== DATA TO USE ==
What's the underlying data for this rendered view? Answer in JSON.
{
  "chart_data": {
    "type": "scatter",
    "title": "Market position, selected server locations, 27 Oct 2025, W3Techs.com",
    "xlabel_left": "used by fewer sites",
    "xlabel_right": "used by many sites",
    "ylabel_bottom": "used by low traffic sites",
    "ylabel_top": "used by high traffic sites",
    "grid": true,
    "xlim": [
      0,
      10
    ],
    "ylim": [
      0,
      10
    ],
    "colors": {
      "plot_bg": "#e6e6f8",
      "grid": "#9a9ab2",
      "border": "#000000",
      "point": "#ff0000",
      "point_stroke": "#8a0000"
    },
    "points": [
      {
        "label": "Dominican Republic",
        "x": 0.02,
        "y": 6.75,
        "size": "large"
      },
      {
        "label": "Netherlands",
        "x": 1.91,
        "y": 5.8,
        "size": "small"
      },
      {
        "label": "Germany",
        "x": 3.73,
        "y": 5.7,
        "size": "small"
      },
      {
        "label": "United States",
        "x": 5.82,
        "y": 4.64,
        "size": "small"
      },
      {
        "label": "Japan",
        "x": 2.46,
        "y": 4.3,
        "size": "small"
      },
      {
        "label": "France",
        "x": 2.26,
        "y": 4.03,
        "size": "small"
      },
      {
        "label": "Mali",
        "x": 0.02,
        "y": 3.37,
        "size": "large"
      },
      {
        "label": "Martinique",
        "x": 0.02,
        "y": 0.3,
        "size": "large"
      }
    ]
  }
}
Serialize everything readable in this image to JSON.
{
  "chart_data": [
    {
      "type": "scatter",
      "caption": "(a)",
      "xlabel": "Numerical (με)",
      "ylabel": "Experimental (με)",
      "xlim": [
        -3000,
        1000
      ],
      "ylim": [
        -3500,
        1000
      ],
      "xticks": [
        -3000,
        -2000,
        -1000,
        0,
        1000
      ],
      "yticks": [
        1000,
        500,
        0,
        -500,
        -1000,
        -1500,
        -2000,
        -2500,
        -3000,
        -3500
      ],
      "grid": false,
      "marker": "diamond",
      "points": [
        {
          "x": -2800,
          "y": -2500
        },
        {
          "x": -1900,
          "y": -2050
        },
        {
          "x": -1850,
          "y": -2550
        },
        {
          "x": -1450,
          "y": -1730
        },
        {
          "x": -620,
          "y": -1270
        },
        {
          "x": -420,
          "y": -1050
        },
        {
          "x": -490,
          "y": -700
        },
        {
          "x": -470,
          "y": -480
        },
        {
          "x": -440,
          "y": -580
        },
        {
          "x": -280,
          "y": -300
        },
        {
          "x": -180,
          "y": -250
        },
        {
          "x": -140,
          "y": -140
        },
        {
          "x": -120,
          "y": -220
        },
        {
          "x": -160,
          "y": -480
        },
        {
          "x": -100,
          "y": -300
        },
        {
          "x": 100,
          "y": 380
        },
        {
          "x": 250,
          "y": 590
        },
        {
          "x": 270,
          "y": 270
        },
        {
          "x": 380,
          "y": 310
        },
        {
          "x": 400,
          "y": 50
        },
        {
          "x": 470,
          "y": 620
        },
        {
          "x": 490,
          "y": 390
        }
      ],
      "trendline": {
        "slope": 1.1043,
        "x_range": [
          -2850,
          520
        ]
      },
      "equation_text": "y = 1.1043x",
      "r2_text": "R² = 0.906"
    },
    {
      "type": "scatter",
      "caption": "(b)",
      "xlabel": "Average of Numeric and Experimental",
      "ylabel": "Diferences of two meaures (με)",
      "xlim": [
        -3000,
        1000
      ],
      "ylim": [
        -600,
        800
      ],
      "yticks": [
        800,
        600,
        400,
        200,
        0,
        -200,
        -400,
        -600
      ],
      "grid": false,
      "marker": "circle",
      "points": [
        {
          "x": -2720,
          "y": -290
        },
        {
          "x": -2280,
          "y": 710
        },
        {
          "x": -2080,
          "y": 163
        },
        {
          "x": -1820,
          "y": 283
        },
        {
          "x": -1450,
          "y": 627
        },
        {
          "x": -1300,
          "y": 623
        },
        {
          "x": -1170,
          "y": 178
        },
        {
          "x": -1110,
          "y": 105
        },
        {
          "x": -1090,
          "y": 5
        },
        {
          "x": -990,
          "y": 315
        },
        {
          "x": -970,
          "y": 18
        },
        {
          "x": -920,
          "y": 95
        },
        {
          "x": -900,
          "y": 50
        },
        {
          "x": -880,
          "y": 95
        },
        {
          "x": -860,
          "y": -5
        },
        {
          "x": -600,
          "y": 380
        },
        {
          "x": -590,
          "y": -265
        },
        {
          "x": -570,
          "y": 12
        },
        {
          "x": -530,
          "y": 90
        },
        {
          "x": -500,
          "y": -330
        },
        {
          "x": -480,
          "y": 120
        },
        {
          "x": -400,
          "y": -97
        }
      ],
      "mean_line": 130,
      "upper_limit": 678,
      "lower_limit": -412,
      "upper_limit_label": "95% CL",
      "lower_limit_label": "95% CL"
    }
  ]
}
===
§ REQUIRED WORK
Above are the records; retype every one exactly.

§ OUTPUT OF THE EXERCISE
What's the underlying data for this rendered view? Answer in JSON.
{
  "chart_data": {
    "type": "scatter",
    "title": "Market position, selected server locations, 27 Oct 2025, W3Techs.com",
    "xlabel_left": "used by fewer sites",
    "xlabel_right": "used by many sites",
    "ylabel_bottom": "used by low traffic sites",
    "ylabel_top": "used by high traffic sites",
    "grid": true,
    "xlim": [
      0,
      10
    ],
    "ylim": [
      0,
      10
    ],
    "colors": {
      "plot_bg": "#e6e6f8",
      "grid": "#9a9ab2",
      "border": "#000000",
      "point": "#ff0000",
      "point_stroke": "#8a0000"
    },
    "points": [
      {
        "label": "Dominican Republic",
        "x": 0.02,
        "y": 6.75,
        "size": "large"
      },
      {
        "label": "Netherlands",
        "x": 1.91,
        "y": 5.8,
        "size": "small"
      },
      {
        "label": "Germany",
        "x": 3.73,
        "y": 5.7,
        "size": "small"
      },
      {
        "label": "United States",
        "x": 5.82,
        "y": 4.64,
        "size": "small"
      },
      {
        "label": "Japan",
        "x": 2.46,
        "y": 4.3,
        "size": "small"
      },
      {
        "label": "France",
        "x": 2.26,
        "y": 4.03,
        "size": "small"
      },
      {
        "label": "Mali",
        "x": 0.02,
        "y": 3.37,
        "size": "large"
      },
      {
        "label": "Martinique",
        "x": 0.02,
        "y": 0.3,
        "size": "large"
      }
    ]
  }
}
Serialize everything readable in this image to JSON.
{
  "chart_data": [
    {
      "type": "scatter",
      "caption": "(a)",
      "xlabel": "Numerical (με)",
      "ylabel": "Experimental (με)",
      "xlim": [
        -3000,
        1000
      ],
      "ylim": [
        -3500,
        1000
      ],
      "xticks": [
        -3000,
        -2000,
        -1000,
        0,
        1000
      ],
      "yticks": [
        1000,
        500,
        0,
        -500,
        -1000,
        -1500,
        -2000,
        -2500,
        -3000,
        -3500
      ],
      "grid": false,
      "marker": "diamond",
      "points": [
        {
          "x": -2800,
          "y": -2500
        },
        {
          "x": -1900,
          "y": -2050
        },
        {
          "x": -1850,
          "y": -2550
        },
        {
          "x": -1450,
          "y": -1730
        },
        {
          "x": -620,
          "y": -1270
        },
        {
          "x": -420,
          "y": -1050
        },
        {
          "x": -490,
          "y": -700
        },
        {
          "x": -470,
          "y": -480
        },
        {
          "x": -440,
          "y": -580
        },
        {
          "x": -280,
          "y": -300
        },
        {
          "x": -180,
          "y": -250
        },
        {
          "x": -140,
          "y": -140
        },
        {
          "x": -120,
          "y": -220
        },
        {
          "x": -160,
          "y": -480
        },
        {
          "x": -100,
          "y": -300
        },
        {
          "x": 100,
          "y": 380
        },
        {
          "x": 250,
          "y": 590
        },
        {
          "x": 270,
          "y": 270
        },
        {
          "x": 380,
          "y": 310
        },
        {
          "x": 400,
          "y": 50
        },
        {
          "x": 470,
          "y": 620
        },
        {
          "x": 490,
          "y": 390
        }
      ],
      "trendline": {
        "slope": 1.1043,
        "x_range": [
          -2850,
          520
        ]
      },
      "equation_text": "y = 1.1043x",
      "r2_text": "R² = 0.906"
    },
    {
      "type": "scatter",
      "caption": "(b)",
      "xlabel": "Average of Numeric and Experimental",
      "ylabel": "Diferences of two meaures (με)",
      "xlim": [
        -3000,
        1000
      ],
      "ylim": [
        -600,
        800
      ],
      "yticks": [
        800,
        600,
        400,
        200,
        0,
        -200,
        -400,
        -600
      ],
      "grid": false,
      "marker": "circle",
      "points": [
        {
          "x": -2720,
          "y": -290
        },
        {
          "x": -2280,
          "y": 710
        },
        {
          "x": -2080,
          "y": 163
        },
        {
          "x": -1820,
          "y": 283
        },
        {
          "x": -1450,
          "y": 627
        },
        {
          "x": -1300,
          "y": 623
        },
        {
          "x": -1170,
          "y": 178
        },
        {
          "x": -1110,
          "y": 105
        },
        {
          "x": -1090,
          "y": 5
        },
        {
          "x": -990,
          "y": 315
        },
        {
          "x": -970,
          "y": 18
        },
        {
          "x": -920,
          "y": 95
        },
        {
          "x": -900,
          "y": 50
        },
        {
          "x": -880,
          "y": 95
        },
        {
          "x": -860,
          "y": -5
        },
        {
          "x": -600,
          "y": 380
        },
        {
          "x": -590,
          "y": -265
        },
        {
          "x": -570,
          "y": 12
        },
        {
          "x": -530,
          "y": 90
        },
        {
          "x": -500,
          "y": -330
        },
        {
          "x": -480,
          "y": 120
        },
        {
          "x": -400,
          "y": -97
        }
      ],
      "mean_line": 130,
      "upper_limit": 678,
      "lower_limit": -412,
      "upper_limit_label": "95% CL",
      "lower_limit_label": "95% CL"
    }
  ]
}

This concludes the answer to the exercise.